• DOCUMENT TEXT:
(begin)
CATM Sermon - September 11, 2005 - Your Absolute Best!
It’s a good thing to be relaxed and casual. One of the comments we get a lot here at Church at the
Mission is that people like the fact that there’s not a lot of formality in our worship times together. It’s a rare thing for anyone to wear a tie and more often than not, your pastors are found wearing t-shirts or the like. Things are general just really laid back here.
I think the reason most people nowadays seem to like informality is that formality seems just plain unnecessary. Wearing a fancy suit or dress doesn’t, in most people’s minds, actually add anything to the experience of worship.
Playing dress-up just seems so unconnected to encountering God. (By the way I’m not criticizing
anyone here who may like to dress up - I’m just speaking of how I think most people feel)
Having a super-structured service where you follow along in a book just doesn’t seem like an essential thing as we come to worship God. Relating to each other formally also doesn’t make sense in this context.
(end)
• SUPPLIED RECORDS:
(begin)
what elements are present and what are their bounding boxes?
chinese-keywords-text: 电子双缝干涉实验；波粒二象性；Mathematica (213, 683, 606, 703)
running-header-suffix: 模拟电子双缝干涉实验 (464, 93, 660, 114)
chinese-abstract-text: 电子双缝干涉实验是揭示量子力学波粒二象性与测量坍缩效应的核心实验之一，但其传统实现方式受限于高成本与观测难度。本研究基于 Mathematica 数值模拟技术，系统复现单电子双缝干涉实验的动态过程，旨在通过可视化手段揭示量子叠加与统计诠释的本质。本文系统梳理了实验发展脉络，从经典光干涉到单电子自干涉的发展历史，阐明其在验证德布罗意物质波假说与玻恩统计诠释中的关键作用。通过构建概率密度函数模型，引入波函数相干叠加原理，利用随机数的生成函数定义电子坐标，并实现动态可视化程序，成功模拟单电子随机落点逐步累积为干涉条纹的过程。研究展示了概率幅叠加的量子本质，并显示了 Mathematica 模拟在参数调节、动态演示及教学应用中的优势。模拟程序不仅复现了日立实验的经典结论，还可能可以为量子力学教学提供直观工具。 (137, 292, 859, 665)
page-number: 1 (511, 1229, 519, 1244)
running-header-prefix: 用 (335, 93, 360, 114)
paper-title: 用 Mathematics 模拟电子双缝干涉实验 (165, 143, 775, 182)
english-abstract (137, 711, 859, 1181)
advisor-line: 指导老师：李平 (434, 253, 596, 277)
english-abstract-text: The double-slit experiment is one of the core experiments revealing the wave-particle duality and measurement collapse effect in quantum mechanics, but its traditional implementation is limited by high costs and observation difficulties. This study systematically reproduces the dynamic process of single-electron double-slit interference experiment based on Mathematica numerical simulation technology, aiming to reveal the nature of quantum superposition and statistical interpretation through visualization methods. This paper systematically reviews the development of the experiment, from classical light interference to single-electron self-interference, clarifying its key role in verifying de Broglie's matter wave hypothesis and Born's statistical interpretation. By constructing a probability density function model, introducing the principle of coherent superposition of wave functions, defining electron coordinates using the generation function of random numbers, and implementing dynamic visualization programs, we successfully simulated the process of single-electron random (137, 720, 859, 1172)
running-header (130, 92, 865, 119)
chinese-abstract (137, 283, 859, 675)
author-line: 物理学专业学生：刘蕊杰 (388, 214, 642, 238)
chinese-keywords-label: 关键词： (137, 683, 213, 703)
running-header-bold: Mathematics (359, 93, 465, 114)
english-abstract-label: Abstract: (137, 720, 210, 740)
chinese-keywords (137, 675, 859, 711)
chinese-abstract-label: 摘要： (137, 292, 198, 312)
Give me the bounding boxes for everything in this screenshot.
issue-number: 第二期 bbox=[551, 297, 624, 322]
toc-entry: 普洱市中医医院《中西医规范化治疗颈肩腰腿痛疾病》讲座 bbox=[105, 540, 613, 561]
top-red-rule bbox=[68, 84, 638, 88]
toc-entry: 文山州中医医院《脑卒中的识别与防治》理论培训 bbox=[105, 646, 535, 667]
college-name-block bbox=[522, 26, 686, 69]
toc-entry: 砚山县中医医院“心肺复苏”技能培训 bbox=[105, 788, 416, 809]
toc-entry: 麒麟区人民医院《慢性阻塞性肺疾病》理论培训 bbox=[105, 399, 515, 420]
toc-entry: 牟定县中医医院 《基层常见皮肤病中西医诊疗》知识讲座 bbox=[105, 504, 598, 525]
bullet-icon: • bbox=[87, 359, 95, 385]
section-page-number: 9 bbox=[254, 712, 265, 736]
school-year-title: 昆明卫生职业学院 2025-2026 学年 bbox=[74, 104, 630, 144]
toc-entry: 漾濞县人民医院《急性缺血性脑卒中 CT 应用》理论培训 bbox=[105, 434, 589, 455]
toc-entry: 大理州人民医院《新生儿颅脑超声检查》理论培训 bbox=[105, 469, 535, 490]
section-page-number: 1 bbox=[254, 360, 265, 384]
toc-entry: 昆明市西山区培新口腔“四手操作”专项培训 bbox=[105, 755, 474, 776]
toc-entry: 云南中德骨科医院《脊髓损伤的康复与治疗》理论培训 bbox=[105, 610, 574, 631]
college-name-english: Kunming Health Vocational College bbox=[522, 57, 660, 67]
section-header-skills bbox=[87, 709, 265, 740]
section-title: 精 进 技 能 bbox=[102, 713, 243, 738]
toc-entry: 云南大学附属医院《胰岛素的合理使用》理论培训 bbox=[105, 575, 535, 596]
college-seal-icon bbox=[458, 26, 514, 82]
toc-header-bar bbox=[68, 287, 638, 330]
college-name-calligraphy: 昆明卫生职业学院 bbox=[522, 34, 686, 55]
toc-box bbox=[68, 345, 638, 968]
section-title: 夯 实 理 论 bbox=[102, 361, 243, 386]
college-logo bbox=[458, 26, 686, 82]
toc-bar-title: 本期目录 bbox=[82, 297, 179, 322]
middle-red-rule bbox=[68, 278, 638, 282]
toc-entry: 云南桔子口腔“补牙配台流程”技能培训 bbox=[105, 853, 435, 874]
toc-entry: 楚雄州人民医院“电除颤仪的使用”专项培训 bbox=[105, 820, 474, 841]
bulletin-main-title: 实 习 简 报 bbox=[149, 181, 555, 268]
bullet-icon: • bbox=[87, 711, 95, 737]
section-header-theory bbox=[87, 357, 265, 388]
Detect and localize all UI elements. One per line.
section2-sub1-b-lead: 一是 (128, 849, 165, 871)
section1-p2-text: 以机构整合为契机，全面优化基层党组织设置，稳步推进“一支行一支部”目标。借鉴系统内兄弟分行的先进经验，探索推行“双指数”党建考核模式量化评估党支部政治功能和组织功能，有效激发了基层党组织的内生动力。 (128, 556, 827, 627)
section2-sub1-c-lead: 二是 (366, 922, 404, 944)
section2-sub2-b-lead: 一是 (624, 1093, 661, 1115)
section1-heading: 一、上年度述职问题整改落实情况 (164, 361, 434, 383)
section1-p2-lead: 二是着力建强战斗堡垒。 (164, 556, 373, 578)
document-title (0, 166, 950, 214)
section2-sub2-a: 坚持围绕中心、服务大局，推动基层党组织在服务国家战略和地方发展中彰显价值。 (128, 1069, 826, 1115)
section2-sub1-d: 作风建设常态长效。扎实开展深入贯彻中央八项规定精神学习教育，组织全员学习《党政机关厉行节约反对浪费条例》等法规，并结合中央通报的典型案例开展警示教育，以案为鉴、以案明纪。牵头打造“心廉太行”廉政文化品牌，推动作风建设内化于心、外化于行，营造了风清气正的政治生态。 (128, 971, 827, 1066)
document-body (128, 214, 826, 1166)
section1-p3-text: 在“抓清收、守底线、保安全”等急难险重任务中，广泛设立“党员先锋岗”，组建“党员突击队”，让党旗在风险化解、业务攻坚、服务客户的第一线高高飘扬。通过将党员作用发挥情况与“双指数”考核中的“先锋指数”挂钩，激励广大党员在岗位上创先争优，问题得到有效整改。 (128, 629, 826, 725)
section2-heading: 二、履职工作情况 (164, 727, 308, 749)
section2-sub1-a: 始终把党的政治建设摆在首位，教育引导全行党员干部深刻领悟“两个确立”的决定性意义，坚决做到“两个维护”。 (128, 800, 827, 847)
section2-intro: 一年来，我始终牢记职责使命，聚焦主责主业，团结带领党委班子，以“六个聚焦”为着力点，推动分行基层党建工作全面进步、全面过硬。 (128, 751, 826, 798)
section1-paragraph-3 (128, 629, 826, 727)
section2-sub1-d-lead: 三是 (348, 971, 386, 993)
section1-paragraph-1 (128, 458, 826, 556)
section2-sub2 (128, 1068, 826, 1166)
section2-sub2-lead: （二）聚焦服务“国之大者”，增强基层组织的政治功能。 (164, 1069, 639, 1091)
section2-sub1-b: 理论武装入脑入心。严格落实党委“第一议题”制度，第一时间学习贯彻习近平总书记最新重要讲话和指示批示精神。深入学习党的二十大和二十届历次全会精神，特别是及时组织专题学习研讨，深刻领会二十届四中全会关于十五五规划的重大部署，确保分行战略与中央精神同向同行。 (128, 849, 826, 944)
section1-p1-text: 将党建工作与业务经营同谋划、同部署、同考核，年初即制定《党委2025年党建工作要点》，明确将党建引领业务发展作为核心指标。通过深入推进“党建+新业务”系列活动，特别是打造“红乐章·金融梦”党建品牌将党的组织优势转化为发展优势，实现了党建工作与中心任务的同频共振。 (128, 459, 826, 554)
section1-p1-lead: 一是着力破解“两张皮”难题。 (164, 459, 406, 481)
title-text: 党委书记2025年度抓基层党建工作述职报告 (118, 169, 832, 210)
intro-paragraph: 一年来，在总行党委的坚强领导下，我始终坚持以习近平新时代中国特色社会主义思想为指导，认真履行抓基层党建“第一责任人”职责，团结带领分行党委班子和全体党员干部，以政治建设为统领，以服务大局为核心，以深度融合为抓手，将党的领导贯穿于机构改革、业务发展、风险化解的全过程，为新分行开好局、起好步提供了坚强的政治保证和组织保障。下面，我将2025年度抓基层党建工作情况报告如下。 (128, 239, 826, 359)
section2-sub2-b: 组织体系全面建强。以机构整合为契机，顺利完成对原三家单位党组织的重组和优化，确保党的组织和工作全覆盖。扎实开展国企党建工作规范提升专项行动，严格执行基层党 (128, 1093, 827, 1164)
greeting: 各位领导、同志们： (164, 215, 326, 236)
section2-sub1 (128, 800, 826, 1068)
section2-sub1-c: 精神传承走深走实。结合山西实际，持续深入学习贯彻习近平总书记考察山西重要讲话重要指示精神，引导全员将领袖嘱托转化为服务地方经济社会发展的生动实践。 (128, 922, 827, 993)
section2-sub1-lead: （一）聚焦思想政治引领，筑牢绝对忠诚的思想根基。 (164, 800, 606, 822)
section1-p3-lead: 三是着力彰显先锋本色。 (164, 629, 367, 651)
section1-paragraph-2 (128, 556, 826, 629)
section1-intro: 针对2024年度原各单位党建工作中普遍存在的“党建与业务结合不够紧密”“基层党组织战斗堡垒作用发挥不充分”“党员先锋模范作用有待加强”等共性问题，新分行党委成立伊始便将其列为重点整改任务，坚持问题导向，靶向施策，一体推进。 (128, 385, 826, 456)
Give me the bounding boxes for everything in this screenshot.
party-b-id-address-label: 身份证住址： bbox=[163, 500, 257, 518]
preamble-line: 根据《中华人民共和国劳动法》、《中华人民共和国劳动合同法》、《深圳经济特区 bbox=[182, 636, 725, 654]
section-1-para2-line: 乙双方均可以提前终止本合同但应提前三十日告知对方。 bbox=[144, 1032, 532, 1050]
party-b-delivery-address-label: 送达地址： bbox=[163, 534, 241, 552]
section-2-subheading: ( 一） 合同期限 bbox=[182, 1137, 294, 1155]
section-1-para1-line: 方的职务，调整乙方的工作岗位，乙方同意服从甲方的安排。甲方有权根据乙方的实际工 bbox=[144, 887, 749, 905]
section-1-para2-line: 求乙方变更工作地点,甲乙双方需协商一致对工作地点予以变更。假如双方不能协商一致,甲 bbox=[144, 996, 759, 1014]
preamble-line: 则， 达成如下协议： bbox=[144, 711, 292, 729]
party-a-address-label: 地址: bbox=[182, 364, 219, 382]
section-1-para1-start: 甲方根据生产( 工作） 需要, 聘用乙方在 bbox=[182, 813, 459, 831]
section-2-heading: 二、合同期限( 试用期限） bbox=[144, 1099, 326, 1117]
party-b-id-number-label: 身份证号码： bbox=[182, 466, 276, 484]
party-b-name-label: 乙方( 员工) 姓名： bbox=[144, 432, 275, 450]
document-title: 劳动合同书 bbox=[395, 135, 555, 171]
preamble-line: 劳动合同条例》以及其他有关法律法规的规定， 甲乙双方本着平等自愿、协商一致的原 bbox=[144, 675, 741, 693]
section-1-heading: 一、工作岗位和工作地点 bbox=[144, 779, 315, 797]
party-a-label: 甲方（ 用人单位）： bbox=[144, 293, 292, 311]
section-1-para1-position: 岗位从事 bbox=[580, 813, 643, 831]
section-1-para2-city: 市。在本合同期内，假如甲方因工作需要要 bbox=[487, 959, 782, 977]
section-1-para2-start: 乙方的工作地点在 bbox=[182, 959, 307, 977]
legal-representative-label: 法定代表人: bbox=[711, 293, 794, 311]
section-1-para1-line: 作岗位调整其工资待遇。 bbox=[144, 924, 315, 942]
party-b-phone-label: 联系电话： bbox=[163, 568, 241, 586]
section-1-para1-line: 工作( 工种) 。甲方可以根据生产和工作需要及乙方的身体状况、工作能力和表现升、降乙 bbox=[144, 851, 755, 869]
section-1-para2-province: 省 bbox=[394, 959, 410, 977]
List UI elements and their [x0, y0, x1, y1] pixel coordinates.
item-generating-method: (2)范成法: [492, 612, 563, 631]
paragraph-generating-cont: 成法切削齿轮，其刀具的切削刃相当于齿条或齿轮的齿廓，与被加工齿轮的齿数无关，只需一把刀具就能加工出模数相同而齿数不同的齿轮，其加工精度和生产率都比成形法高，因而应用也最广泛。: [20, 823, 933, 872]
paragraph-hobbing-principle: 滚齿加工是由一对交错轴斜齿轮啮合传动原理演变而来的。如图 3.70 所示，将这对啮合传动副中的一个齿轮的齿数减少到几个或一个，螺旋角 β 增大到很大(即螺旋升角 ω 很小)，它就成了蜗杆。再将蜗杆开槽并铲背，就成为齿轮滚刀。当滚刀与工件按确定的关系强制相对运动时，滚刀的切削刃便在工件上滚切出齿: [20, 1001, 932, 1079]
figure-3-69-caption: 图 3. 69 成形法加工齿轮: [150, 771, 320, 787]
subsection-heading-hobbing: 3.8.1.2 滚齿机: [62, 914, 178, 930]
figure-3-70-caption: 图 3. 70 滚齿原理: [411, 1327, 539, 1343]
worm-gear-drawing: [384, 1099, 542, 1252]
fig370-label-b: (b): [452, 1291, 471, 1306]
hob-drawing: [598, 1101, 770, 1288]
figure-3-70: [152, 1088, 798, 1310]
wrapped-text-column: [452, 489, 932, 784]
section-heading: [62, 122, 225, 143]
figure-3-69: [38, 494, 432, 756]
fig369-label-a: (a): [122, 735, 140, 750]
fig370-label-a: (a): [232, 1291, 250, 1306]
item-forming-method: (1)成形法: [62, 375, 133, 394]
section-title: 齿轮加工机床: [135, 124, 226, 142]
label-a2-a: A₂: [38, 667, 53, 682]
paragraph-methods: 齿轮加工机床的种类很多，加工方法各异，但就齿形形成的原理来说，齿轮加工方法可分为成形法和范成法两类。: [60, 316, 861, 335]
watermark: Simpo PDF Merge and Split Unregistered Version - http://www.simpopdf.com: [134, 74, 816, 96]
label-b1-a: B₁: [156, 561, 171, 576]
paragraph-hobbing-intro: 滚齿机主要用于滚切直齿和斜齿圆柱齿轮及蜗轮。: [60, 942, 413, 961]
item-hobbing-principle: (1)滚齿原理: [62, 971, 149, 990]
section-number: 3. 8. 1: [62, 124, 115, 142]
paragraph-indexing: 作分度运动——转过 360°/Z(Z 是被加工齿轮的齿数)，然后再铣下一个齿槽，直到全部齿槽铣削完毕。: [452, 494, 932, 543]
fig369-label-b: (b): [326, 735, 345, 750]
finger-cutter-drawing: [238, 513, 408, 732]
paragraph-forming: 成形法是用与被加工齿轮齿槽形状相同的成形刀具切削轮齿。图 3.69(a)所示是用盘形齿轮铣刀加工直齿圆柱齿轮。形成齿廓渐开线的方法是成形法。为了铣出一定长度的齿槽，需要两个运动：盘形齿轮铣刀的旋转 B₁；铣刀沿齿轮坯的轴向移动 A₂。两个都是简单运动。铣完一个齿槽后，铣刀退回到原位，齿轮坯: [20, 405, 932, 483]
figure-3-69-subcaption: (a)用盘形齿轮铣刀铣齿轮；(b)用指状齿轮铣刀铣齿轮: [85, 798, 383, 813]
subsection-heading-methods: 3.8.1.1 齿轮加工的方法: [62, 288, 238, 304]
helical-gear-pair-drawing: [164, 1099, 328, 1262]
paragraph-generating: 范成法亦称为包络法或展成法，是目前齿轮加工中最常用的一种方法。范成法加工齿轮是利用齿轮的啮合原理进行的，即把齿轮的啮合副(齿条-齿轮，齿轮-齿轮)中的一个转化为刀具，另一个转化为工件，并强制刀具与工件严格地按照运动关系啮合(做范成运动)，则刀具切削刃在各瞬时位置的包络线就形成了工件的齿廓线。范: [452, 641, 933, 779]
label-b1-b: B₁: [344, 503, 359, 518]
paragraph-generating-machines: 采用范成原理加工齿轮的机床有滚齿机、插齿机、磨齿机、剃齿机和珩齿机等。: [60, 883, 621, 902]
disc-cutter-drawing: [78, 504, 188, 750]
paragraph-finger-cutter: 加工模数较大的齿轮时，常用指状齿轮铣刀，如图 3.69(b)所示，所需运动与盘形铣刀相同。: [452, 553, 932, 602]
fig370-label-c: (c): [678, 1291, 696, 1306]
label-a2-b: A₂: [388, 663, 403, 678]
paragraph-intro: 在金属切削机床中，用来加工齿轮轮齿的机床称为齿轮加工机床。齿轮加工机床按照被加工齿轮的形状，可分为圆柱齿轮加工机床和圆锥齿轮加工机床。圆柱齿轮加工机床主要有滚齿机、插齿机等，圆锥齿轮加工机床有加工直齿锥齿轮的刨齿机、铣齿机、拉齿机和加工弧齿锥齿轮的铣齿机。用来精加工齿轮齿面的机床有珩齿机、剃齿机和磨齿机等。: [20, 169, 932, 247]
(end)
• TO-DO LIST:
- 1) In the sermon, what are the pastors usually found wearing?
- 2) Reproduce the records from their start through the line with "advisor-line: 指导老师：李平 (434, 253, 596, 277)".

• ANSWERS BY TASK:
- 1) T-shirts or the like.

- 2)
what elements are present and what are their bounding boxes?
chinese-keywords-text: 电子双缝干涉实验；波粒二象性；Mathematica (213, 683, 606, 703)
running-header-suffix: 模拟电子双缝干涉实验 (464, 93, 660, 114)
chinese-abstract-text: 电子双缝干涉实验是揭示量子力学波粒二象性与测量坍缩效应的核心实验之一，但其传统实现方式受限于高成本与观测难度。本研究基于 Mathematica 数值模拟技术，系统复现单电子双缝干涉实验的动态过程，旨在通过可视化手段揭示量子叠加与统计诠释的本质。本文系统梳理了实验发展脉络，从经典光干涉到单电子自干涉的发展历史，阐明其在验证德布罗意物质波假说与玻恩统计诠释中的关键作用。通过构建概率密度函数模型，引入波函数相干叠加原理，利用随机数的生成函数定义电子坐标，并实现动态可视化程序，成功模拟单电子随机落点逐步累积为干涉条纹的过程。研究展示了概率幅叠加的量子本质，并显示了 Mathematica 模拟在参数调节、动态演示及教学应用中的优势。模拟程序不仅复现了日立实验的经典结论，还可能可以为量子力学教学提供直观工具。 (137, 292, 859, 665)
page-number: 1 (511, 1229, 519, 1244)
running-header-prefix: 用 (335, 93, 360, 114)
paper-title: 用 Mathematics 模拟电子双缝干涉实验 (165, 143, 775, 182)
english-abstract (137, 711, 859, 1181)
advisor-line: 指导老师：李平 (434, 253, 596, 277)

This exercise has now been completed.